Take every line from the listing below that contains "arrived".
___ Task material
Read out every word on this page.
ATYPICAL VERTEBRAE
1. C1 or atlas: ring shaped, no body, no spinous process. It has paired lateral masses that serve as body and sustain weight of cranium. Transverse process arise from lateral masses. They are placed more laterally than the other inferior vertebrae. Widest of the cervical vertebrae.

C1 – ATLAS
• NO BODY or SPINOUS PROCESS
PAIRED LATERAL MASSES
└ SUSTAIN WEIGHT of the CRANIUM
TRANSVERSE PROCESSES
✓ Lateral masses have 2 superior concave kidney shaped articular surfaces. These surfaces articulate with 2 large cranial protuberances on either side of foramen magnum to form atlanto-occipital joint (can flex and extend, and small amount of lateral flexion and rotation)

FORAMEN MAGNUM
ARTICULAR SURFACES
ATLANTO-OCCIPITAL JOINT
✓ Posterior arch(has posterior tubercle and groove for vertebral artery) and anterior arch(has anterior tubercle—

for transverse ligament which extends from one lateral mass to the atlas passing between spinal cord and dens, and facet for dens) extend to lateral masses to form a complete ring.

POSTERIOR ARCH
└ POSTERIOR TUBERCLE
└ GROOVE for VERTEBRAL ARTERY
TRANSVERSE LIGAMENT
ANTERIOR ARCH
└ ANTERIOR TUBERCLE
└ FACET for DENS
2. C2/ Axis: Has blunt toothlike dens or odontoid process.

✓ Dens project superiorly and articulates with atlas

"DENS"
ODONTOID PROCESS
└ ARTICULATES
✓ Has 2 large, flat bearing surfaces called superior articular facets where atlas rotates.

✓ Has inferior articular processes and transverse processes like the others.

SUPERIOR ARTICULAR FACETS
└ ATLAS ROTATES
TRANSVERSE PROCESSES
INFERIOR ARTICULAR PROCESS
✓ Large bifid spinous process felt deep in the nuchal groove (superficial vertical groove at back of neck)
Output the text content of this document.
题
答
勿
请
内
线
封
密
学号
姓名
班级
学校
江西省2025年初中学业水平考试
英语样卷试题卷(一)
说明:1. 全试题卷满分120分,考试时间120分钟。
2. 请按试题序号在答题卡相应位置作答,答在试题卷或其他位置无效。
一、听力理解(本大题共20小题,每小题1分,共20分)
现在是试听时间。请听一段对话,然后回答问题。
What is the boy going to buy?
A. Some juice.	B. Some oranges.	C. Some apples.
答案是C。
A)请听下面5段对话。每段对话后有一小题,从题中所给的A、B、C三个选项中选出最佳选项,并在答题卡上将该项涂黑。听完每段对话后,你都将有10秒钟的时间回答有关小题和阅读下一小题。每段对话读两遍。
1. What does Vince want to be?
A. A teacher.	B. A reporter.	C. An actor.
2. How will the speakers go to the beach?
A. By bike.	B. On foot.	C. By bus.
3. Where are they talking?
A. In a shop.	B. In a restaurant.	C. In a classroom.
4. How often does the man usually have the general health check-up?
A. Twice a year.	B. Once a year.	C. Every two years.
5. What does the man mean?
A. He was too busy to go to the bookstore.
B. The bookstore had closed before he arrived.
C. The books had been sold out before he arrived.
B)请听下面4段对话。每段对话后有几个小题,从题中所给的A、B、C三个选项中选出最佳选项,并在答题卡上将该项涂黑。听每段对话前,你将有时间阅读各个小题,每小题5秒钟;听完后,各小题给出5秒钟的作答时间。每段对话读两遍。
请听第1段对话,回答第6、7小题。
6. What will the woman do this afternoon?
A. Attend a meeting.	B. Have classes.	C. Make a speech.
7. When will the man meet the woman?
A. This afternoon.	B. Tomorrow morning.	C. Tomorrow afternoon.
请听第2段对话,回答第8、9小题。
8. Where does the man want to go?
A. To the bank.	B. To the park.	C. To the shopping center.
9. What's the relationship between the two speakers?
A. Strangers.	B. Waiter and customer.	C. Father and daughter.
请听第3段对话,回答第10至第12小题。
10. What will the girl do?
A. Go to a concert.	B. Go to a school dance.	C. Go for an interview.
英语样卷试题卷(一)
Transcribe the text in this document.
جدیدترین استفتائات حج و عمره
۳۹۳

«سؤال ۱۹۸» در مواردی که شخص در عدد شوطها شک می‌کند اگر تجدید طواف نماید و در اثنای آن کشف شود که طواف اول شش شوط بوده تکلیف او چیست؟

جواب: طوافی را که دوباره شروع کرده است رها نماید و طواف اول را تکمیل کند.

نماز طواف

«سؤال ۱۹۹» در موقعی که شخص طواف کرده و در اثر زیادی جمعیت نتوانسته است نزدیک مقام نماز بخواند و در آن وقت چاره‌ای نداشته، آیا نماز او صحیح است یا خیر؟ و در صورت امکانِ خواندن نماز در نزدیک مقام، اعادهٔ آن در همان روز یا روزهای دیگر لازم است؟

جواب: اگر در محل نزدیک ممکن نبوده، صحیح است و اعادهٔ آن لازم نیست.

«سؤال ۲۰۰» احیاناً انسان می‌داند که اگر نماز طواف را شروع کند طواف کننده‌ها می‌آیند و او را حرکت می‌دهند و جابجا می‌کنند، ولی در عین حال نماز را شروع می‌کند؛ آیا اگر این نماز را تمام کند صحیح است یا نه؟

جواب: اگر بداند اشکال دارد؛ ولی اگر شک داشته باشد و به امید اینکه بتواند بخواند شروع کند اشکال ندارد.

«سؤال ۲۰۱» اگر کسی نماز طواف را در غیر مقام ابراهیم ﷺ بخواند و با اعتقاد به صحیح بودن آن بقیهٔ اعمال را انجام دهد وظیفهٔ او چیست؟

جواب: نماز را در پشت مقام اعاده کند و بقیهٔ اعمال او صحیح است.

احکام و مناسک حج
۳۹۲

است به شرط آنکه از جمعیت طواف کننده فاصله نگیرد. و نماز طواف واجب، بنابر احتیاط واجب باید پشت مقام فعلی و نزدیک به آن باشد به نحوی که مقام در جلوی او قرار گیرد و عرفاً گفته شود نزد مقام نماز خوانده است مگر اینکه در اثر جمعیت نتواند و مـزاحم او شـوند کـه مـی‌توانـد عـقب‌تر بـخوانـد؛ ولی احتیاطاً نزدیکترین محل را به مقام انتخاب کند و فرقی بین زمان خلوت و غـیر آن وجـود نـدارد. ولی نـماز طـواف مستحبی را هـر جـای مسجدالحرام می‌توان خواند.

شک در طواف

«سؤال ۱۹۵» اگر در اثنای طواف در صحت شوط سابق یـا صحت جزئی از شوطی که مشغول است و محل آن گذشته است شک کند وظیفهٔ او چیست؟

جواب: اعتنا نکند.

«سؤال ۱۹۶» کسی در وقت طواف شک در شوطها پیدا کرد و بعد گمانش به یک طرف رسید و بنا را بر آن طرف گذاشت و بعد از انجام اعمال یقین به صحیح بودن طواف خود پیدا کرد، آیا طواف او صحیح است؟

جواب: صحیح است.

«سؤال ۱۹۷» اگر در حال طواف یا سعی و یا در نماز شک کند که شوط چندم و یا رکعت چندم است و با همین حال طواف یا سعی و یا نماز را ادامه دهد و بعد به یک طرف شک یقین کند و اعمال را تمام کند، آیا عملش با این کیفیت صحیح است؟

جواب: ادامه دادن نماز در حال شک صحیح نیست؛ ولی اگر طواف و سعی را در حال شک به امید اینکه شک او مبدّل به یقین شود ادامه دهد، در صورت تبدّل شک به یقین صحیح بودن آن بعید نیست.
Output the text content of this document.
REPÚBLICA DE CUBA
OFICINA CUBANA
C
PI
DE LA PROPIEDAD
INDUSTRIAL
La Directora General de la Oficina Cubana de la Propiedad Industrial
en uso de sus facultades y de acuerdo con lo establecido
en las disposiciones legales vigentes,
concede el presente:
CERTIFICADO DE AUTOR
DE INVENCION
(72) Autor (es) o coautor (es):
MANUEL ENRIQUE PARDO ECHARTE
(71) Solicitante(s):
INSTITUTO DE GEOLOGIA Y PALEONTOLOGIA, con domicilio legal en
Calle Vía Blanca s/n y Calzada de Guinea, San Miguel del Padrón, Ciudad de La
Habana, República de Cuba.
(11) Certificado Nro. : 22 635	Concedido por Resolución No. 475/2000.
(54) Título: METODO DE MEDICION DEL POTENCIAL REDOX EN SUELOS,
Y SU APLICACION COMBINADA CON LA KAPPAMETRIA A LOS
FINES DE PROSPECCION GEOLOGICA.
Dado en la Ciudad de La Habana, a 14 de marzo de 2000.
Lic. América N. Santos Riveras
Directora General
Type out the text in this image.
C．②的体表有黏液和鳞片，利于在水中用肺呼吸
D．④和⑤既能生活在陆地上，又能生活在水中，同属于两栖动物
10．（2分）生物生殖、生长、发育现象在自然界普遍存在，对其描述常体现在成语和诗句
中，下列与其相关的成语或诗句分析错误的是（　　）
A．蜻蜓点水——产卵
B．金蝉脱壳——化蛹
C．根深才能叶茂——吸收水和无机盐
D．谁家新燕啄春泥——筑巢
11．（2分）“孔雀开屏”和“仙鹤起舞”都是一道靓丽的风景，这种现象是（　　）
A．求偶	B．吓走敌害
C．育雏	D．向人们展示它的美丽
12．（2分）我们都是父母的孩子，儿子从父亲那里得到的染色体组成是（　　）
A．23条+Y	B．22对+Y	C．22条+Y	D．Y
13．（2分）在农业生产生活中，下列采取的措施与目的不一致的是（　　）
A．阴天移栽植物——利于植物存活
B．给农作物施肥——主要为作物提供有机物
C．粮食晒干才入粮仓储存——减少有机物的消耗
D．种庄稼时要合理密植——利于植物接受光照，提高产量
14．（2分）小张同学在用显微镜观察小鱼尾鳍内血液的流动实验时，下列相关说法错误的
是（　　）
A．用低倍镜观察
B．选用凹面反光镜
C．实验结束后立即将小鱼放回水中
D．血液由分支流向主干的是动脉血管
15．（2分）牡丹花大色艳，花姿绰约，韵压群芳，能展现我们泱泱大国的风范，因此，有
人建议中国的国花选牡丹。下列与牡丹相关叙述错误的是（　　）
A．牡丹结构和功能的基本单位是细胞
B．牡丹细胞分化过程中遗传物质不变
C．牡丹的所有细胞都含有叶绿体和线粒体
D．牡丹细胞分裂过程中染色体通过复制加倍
______
**Output:**
B. The bookstore had closed before he arrived.
C. The books had been sold out before he arrived.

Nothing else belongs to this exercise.